*Data provided*:
** BEGIN **
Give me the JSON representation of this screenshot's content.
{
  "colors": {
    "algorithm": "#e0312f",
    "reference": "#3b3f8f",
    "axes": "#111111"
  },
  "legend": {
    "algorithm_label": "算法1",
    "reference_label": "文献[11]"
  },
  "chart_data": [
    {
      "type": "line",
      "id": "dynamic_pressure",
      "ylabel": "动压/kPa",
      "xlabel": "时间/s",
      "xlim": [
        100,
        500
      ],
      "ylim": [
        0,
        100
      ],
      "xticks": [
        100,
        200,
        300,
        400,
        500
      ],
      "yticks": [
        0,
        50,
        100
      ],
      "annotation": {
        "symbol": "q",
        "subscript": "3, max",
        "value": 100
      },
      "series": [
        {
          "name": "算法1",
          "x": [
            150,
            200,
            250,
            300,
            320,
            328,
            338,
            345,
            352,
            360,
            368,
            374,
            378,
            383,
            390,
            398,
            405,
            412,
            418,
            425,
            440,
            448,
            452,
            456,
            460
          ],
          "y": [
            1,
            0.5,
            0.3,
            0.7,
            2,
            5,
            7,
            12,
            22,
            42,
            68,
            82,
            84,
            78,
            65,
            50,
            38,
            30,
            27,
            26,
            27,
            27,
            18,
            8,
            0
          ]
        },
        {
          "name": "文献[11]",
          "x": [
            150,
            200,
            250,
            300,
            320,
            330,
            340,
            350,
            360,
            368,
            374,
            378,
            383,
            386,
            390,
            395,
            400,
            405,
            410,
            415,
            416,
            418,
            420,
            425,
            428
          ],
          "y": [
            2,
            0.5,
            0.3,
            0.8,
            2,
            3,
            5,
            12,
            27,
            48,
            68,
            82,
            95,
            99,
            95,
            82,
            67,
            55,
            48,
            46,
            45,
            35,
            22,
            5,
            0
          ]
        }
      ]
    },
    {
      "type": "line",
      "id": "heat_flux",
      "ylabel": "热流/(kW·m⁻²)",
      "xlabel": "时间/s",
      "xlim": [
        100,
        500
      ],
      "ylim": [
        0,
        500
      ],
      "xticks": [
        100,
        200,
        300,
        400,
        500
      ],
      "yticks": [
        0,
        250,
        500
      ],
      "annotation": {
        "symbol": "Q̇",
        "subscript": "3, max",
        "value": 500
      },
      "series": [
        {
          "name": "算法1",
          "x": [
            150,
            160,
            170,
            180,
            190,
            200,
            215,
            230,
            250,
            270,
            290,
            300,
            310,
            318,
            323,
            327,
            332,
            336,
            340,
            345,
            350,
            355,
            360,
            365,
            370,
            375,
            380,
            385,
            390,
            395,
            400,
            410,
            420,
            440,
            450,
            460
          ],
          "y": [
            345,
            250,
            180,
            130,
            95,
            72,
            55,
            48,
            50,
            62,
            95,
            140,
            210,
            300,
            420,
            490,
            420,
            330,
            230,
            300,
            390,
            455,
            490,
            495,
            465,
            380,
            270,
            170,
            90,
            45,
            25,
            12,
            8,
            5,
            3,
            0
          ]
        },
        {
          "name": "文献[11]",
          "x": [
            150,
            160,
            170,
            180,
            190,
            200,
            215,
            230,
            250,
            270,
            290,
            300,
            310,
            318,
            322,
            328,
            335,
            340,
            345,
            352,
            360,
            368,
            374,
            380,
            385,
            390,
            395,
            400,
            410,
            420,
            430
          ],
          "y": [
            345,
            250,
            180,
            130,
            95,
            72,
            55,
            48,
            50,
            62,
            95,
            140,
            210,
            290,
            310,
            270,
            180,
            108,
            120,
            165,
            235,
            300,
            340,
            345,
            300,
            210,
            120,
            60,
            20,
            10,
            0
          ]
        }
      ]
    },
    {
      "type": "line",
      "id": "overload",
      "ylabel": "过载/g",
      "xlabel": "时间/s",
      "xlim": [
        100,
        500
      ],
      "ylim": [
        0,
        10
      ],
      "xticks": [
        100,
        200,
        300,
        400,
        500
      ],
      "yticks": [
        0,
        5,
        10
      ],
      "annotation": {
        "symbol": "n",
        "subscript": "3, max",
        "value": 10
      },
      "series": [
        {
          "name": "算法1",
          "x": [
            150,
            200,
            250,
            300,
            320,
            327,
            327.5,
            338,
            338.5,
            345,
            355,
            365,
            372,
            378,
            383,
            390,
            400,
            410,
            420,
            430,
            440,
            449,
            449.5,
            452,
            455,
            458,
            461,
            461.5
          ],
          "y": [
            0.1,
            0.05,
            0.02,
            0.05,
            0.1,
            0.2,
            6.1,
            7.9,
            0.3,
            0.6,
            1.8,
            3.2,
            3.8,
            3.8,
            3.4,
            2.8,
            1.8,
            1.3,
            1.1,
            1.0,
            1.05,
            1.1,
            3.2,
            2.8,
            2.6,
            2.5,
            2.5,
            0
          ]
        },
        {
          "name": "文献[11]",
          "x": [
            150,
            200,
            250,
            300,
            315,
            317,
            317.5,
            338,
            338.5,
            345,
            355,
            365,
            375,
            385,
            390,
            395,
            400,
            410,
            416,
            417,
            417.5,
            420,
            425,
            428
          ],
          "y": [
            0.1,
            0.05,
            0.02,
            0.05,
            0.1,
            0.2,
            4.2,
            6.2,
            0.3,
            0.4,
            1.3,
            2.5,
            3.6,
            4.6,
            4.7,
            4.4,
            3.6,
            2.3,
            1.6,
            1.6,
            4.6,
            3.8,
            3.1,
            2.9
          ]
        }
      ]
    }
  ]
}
** END **
*Work to be completed*:
Lines of the material that contain the word "ylabel" are to be gathered.

*Exercise output*:
      "ylabel": "动压/kPa",
      "ylabel": "热流/(kW·m⁻²)",
      "ylabel": "过载/g",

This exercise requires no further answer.